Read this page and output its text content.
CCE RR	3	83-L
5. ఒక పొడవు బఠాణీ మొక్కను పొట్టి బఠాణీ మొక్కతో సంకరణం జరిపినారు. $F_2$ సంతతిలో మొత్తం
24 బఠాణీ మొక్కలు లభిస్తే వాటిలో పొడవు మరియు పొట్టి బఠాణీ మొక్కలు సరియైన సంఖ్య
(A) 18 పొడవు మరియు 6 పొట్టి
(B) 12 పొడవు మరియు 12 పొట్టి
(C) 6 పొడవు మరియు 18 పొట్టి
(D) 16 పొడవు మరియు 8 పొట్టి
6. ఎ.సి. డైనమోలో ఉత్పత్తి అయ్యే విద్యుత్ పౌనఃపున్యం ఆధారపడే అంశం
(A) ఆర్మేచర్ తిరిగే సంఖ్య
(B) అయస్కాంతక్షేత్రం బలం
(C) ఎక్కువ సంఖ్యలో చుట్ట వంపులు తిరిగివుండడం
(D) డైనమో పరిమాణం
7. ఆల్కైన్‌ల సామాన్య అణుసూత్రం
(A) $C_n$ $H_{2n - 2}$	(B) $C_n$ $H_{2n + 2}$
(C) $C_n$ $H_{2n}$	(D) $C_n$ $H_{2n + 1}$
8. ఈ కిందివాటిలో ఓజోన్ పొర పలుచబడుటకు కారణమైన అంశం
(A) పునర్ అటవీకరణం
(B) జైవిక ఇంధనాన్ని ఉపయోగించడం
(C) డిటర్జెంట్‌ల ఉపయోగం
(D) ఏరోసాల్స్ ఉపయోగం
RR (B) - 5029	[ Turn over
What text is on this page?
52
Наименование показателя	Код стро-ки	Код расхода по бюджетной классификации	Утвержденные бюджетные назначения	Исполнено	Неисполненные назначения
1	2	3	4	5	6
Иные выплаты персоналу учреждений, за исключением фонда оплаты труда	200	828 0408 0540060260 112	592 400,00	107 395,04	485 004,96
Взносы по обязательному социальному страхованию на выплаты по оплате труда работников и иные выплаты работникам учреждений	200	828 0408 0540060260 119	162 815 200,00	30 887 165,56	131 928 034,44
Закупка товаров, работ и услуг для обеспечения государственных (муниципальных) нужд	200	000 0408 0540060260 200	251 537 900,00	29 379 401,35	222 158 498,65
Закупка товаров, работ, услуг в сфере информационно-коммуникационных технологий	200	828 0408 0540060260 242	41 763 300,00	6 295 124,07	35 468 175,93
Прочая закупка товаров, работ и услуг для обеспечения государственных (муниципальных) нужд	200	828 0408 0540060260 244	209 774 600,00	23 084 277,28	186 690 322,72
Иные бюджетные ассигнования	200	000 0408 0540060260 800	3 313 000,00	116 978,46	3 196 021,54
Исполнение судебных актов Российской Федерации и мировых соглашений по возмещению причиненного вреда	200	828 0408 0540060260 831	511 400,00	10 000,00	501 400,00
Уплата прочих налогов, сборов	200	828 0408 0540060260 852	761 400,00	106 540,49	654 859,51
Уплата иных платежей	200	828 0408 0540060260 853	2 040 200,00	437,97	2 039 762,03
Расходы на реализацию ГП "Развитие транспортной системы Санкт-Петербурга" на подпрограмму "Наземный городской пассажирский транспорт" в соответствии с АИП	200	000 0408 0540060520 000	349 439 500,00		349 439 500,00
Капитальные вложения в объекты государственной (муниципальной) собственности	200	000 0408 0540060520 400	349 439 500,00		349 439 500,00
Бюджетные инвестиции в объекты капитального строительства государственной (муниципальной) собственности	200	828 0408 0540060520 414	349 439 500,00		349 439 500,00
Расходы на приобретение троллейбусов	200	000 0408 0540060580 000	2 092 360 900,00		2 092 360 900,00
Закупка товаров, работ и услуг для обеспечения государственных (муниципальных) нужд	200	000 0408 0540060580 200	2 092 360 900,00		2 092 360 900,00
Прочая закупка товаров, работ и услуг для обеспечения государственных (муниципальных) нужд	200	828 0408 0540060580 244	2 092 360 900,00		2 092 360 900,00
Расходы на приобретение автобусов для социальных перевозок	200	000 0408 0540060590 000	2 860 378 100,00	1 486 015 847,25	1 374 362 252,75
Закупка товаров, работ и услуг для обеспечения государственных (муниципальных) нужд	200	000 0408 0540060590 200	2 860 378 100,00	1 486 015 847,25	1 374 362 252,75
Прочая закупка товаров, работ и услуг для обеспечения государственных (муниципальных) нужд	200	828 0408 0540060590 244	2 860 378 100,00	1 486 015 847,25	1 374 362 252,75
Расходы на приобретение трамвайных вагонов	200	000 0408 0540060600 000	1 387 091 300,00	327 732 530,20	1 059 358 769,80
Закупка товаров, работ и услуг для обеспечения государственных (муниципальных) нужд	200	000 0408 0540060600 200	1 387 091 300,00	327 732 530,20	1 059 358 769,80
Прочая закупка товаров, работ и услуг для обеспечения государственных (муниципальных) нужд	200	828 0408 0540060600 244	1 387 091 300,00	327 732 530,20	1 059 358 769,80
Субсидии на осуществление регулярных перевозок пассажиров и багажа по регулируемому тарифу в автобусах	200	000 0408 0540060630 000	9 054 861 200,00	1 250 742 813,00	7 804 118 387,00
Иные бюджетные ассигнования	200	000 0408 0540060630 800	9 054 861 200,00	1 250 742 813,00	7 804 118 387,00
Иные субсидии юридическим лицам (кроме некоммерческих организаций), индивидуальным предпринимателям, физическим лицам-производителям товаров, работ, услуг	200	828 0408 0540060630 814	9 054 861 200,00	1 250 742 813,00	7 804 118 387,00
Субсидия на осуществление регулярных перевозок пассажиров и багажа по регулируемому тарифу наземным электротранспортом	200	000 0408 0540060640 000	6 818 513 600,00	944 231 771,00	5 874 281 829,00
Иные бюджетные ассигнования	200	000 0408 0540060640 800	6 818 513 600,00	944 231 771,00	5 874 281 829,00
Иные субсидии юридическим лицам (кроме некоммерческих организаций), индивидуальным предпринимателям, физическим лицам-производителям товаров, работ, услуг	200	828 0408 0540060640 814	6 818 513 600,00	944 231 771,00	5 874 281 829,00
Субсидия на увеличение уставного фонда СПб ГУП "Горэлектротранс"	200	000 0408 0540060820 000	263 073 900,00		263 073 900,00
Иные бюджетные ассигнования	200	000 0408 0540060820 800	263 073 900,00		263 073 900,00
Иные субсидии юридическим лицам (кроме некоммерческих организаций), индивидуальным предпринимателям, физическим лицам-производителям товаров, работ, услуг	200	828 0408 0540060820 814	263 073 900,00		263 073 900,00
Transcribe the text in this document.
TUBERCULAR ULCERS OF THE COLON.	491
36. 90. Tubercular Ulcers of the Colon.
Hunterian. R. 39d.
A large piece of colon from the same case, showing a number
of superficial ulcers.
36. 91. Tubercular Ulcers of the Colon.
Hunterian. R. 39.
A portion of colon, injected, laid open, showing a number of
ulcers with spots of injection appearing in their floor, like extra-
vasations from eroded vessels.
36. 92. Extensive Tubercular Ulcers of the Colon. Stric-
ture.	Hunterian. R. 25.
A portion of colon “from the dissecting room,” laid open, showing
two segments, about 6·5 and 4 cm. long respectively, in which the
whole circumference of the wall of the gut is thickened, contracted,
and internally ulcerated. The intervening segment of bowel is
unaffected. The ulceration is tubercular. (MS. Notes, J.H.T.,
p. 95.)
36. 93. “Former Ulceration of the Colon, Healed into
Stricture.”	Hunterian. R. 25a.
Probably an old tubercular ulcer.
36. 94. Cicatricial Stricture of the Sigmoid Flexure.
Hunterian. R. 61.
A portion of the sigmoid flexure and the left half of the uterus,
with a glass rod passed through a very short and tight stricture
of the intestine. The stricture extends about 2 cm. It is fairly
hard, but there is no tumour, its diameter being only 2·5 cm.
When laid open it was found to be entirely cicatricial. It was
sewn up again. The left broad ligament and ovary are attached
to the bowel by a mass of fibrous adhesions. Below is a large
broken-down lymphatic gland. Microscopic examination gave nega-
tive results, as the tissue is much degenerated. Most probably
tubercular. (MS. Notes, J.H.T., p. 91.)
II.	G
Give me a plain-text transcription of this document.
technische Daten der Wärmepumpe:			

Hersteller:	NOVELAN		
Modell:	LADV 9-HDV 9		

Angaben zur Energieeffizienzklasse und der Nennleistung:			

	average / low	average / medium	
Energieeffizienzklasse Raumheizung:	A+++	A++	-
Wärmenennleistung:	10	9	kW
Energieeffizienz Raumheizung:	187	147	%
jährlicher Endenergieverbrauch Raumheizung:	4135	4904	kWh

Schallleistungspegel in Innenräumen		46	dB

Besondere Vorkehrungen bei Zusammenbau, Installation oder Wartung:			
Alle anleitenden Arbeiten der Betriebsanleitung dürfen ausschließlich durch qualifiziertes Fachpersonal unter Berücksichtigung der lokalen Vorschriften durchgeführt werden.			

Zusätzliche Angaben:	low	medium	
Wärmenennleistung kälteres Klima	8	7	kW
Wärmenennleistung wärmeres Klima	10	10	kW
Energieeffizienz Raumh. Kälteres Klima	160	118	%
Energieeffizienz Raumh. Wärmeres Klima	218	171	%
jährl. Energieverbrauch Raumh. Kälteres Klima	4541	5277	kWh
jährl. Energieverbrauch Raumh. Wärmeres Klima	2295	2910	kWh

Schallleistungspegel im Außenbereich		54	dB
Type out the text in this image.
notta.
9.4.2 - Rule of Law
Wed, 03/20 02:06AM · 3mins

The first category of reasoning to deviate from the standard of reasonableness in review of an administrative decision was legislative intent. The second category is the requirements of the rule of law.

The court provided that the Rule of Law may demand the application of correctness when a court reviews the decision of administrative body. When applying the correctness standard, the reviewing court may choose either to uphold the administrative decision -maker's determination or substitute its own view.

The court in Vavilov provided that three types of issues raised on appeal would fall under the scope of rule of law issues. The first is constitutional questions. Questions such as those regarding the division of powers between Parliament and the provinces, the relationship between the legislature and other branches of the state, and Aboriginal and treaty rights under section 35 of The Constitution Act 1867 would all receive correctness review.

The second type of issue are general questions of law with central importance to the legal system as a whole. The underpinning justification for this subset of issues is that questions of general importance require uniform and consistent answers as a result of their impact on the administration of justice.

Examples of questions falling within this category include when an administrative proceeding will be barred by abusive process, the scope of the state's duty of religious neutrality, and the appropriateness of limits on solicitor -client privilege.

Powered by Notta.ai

********

(EXERCISE DESCRIPTION): How many lines of these entries contain the string "text"? Reply with the number alone.

(WRITTEN ANSWER): 5